EXERCISE PROMPT: Read through the records below and copy each line that uses the word "LCMS".

DATASET CONTENT:
━━━━━━

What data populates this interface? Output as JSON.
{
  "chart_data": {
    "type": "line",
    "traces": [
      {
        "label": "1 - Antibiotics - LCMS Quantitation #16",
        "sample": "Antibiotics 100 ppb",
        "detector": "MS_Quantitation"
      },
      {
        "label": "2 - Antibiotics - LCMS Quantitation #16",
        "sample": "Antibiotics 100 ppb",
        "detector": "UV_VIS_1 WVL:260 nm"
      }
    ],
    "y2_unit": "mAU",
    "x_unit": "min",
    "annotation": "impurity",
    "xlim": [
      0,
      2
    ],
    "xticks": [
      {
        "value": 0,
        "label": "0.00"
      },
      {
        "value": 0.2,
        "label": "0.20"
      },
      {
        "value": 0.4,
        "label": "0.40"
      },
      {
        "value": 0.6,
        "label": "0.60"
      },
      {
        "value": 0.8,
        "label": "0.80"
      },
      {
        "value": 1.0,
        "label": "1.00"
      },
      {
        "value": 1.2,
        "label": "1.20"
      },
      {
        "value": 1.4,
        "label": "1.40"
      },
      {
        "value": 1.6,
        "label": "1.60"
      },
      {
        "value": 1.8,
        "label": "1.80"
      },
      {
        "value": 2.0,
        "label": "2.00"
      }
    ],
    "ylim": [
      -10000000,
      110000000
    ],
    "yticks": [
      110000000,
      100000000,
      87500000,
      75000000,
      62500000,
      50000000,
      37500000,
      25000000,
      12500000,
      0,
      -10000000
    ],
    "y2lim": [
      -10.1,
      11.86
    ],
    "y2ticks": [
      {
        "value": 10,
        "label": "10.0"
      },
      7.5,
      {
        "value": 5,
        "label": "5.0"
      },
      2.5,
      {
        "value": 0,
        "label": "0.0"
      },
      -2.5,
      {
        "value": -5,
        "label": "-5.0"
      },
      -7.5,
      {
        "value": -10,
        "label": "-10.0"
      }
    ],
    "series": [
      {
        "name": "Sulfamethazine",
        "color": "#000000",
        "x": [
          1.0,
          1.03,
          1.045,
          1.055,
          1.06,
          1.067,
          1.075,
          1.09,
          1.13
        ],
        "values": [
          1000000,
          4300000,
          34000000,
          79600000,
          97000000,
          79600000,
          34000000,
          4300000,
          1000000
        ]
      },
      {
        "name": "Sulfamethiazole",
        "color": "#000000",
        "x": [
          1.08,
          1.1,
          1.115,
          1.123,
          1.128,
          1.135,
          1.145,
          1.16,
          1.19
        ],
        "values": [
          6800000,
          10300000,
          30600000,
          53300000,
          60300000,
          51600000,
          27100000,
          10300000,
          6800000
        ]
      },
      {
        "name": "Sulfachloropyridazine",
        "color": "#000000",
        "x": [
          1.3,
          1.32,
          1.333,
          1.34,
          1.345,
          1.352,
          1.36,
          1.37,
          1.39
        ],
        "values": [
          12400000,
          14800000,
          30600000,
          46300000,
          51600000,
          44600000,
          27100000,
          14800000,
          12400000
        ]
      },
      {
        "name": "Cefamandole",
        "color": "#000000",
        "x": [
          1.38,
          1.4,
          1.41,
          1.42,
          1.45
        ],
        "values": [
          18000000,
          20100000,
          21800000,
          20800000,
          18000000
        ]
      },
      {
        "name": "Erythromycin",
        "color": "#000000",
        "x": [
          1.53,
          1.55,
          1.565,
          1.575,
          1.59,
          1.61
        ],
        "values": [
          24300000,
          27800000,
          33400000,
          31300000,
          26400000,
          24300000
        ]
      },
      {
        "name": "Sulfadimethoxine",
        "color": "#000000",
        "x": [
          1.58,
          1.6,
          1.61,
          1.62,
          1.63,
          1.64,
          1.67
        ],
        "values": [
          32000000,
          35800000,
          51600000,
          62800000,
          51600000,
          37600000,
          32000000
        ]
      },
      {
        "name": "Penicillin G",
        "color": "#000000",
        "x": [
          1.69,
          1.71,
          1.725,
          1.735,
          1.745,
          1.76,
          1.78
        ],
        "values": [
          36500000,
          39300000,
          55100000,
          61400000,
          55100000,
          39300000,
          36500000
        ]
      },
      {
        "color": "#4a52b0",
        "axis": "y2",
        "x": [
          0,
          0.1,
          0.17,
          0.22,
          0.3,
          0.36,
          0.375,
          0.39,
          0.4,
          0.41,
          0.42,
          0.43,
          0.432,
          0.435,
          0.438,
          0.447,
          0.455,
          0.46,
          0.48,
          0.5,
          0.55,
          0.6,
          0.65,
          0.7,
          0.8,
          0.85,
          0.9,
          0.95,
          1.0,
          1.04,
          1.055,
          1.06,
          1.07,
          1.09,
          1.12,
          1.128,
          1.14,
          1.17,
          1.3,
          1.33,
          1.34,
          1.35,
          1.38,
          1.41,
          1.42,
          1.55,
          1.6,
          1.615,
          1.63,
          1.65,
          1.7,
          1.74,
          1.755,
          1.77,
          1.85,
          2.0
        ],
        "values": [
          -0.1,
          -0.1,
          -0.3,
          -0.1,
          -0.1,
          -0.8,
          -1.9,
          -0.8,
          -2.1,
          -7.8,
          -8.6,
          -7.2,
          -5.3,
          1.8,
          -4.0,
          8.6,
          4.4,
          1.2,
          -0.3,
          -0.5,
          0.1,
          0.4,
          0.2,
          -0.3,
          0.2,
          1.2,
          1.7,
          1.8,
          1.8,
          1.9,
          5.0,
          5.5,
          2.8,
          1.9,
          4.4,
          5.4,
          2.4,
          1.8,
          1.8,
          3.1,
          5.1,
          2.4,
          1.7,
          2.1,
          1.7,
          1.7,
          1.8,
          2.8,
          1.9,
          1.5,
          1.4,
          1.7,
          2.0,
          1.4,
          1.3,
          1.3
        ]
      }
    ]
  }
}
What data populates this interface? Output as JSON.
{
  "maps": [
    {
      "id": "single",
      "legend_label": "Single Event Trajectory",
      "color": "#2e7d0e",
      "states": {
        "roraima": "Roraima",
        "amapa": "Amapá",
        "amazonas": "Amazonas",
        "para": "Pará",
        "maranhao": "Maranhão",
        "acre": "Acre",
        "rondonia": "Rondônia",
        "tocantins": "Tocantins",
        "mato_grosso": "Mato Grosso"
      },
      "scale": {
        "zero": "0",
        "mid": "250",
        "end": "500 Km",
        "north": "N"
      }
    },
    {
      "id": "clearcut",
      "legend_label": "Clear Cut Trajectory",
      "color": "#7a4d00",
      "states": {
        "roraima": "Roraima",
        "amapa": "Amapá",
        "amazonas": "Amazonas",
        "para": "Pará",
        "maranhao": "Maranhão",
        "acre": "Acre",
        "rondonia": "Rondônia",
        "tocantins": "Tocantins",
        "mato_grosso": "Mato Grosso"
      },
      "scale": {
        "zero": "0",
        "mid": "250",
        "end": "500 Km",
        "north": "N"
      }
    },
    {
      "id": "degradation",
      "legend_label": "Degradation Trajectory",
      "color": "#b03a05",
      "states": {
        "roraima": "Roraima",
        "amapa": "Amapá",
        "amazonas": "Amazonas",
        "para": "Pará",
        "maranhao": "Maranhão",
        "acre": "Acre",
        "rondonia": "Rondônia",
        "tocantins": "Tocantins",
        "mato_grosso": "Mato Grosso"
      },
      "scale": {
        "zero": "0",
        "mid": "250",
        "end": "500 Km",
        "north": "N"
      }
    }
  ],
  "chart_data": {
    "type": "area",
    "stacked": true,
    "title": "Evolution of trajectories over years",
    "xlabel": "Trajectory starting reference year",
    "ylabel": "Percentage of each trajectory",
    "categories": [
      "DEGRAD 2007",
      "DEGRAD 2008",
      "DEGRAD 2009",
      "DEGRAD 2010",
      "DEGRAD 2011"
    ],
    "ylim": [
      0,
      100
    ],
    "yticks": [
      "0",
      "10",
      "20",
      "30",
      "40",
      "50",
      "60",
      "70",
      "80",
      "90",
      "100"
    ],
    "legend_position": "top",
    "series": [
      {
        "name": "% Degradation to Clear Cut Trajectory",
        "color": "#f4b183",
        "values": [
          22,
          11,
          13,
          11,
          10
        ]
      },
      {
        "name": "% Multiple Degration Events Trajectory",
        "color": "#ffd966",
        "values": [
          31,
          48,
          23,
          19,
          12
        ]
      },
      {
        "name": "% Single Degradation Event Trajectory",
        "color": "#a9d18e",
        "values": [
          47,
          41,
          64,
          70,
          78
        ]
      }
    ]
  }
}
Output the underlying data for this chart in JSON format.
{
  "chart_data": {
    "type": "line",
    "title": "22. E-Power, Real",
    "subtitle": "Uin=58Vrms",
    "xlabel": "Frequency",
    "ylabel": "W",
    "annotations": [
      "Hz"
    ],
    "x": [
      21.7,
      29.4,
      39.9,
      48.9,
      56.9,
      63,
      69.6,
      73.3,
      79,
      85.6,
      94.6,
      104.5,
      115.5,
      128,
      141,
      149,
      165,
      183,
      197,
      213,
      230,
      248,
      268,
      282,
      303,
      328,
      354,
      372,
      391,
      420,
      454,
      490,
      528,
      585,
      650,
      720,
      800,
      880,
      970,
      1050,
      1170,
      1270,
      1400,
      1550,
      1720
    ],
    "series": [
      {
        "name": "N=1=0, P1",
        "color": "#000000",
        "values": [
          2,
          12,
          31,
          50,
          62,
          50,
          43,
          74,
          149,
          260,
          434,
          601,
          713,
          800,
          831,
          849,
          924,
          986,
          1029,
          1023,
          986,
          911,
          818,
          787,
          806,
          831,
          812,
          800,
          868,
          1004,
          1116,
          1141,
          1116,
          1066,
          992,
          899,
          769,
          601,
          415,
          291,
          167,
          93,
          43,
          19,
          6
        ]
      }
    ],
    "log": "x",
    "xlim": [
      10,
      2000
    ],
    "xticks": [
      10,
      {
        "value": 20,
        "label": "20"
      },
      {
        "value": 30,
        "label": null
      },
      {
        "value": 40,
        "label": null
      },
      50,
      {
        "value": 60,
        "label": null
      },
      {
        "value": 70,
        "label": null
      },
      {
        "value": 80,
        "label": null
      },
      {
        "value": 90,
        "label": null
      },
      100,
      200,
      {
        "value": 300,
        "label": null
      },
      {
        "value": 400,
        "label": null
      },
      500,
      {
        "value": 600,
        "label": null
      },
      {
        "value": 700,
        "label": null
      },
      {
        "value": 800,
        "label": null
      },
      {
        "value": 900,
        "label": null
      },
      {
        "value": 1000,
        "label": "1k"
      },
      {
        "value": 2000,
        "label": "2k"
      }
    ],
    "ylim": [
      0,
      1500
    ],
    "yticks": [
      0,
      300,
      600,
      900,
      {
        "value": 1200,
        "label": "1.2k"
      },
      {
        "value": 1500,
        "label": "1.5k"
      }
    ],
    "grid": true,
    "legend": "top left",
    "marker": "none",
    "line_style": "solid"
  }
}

━━━━━━

EXERCISE SOLUTION:
        "label": "1 - Antibiotics - LCMS Quantitation #16",
        "label": "2 - Antibiotics - LCMS Quantitation #16",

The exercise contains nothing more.